#### Set task
Gather every line in the records below that contains the string "elements", matching case exactly.

--- Data for this exercise ---

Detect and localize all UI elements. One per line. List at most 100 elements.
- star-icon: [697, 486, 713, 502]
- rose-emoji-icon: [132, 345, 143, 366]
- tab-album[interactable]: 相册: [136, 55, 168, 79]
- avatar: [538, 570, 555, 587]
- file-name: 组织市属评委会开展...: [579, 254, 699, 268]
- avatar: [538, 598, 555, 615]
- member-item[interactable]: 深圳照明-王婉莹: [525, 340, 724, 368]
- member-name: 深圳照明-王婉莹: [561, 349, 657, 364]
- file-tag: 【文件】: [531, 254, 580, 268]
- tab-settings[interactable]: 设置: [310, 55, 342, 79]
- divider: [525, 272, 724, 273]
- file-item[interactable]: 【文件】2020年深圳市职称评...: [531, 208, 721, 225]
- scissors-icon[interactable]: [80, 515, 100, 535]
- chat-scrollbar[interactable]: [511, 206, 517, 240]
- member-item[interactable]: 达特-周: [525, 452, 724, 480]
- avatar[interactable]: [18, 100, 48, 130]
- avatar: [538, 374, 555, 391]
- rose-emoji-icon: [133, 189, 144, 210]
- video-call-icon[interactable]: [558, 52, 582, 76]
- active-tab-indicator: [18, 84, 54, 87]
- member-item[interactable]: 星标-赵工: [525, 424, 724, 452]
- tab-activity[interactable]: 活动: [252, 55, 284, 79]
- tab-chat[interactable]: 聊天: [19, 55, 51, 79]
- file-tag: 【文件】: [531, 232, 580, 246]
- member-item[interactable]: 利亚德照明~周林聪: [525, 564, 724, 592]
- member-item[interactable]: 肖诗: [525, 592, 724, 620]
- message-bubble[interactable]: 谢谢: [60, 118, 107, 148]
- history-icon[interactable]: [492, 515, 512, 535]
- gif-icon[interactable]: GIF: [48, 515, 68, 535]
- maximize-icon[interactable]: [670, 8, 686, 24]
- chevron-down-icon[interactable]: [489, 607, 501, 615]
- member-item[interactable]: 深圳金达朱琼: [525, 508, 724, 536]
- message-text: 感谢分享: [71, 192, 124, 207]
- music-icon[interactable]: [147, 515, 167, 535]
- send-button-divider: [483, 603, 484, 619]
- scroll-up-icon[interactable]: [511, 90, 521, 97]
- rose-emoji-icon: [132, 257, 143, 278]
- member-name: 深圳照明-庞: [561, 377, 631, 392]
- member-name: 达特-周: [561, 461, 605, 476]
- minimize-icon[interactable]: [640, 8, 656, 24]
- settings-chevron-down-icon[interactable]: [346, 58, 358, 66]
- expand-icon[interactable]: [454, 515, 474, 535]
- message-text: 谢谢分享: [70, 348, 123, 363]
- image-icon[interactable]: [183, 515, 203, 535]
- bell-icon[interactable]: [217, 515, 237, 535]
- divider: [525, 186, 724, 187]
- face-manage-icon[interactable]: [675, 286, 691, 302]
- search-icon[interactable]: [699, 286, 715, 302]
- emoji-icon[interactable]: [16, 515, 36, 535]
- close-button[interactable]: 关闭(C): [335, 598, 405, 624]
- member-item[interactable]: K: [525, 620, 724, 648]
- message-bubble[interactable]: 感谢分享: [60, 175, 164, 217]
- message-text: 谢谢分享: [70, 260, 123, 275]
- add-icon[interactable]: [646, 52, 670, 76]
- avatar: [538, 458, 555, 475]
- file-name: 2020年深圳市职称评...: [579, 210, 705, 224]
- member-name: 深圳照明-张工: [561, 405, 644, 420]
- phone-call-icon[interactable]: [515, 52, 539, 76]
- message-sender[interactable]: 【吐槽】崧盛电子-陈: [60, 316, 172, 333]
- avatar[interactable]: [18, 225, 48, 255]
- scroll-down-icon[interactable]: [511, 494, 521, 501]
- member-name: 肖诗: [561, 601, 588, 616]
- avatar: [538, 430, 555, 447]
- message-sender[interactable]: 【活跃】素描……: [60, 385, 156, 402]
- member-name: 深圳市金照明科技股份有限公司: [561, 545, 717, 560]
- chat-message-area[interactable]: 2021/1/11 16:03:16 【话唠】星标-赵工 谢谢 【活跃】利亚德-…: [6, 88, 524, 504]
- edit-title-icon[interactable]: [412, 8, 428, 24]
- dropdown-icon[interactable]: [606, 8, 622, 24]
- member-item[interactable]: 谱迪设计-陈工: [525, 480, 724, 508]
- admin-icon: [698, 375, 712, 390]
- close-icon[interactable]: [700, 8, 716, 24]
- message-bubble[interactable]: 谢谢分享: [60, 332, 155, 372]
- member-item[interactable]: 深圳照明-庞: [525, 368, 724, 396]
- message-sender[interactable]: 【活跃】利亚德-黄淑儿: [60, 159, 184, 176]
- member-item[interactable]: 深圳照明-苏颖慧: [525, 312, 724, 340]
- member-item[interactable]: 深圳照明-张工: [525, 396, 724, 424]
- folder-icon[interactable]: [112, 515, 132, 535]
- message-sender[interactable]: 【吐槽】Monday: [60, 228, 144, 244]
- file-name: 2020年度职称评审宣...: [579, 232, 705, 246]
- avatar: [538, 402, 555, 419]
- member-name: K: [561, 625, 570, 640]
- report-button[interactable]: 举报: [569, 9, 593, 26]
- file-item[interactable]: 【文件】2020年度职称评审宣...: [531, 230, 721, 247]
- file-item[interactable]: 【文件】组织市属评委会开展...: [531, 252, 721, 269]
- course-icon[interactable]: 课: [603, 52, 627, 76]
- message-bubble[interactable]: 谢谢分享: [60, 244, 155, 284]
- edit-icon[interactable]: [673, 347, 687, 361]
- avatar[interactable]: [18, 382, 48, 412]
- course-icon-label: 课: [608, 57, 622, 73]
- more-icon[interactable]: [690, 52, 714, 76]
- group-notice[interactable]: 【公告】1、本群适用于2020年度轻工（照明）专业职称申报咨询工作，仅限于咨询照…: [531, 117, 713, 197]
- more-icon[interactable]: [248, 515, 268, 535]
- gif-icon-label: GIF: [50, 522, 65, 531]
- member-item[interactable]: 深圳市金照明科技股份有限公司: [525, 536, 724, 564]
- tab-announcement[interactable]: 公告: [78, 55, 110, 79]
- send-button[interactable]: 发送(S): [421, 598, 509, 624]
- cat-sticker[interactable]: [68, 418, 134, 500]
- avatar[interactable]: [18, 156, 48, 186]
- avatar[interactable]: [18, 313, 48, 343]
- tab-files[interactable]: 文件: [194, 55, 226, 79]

---
--- Data for this exercise ---

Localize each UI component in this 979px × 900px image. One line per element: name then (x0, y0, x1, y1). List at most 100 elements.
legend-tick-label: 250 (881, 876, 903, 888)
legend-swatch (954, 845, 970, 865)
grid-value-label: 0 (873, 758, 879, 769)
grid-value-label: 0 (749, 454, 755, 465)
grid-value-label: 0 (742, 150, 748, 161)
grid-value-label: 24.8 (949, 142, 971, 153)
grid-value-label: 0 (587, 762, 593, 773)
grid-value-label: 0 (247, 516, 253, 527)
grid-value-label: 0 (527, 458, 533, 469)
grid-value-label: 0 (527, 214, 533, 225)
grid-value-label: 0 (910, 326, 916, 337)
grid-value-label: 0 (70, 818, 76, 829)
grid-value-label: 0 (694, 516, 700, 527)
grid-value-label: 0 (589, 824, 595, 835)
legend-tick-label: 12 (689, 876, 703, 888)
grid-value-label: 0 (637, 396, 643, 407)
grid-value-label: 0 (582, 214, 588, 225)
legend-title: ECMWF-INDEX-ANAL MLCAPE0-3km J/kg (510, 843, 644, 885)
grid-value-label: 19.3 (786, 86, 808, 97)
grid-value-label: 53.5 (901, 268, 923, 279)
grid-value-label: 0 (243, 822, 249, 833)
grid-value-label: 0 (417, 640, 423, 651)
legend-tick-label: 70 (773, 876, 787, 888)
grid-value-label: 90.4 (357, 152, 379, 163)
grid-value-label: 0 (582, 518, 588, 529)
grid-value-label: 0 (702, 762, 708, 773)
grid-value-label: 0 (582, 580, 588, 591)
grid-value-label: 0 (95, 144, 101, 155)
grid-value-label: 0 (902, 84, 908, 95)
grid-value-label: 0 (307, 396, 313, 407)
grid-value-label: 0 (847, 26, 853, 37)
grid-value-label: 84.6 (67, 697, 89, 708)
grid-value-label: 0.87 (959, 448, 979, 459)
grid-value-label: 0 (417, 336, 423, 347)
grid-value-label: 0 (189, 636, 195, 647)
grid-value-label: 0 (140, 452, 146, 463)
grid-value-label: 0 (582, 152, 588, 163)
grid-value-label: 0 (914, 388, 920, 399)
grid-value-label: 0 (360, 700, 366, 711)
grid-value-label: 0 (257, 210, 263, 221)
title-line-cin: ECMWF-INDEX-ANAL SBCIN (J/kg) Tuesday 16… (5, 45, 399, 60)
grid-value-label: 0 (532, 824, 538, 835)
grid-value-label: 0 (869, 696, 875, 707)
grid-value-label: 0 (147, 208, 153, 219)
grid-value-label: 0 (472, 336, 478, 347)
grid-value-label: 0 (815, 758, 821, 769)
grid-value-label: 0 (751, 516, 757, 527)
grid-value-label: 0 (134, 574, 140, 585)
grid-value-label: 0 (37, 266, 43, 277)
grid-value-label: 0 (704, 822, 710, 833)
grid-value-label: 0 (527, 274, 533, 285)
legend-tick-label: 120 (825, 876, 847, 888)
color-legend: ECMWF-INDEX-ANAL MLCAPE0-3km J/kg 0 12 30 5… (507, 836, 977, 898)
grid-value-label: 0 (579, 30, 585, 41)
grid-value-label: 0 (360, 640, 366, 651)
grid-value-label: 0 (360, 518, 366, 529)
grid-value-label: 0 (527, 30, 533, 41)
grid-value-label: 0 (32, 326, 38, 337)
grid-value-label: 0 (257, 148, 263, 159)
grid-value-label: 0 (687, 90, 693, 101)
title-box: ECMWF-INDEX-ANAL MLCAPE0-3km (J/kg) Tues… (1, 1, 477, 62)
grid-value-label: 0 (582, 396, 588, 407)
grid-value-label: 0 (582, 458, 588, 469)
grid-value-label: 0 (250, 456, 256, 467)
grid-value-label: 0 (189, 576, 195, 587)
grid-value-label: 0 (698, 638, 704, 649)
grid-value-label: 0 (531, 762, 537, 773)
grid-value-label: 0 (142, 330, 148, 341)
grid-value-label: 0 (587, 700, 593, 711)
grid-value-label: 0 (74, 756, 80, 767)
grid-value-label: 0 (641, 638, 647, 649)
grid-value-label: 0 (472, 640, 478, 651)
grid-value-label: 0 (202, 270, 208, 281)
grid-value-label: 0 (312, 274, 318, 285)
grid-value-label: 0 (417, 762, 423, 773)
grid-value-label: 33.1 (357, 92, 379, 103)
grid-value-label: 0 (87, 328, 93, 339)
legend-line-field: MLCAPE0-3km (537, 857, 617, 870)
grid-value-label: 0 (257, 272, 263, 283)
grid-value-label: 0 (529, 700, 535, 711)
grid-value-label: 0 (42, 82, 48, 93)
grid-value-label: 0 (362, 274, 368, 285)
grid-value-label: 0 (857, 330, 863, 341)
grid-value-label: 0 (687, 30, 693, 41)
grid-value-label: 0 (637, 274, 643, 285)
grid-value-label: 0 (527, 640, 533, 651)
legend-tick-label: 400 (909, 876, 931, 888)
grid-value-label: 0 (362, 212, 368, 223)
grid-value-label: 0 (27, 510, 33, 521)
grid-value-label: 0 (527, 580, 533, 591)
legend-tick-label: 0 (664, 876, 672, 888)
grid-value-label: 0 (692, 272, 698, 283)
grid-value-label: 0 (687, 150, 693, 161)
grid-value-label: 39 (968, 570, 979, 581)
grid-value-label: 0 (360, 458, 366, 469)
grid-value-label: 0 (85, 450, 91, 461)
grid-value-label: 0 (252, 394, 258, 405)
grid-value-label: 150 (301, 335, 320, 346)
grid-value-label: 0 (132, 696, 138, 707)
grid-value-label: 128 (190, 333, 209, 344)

---

#### In response
Detect and localize all UI elements. One per line. List at most 100 elements.
Localize each UI component in this 979px × 900px image. One line per element: name then (x0, y0, x1, y1). List at most 100 elements.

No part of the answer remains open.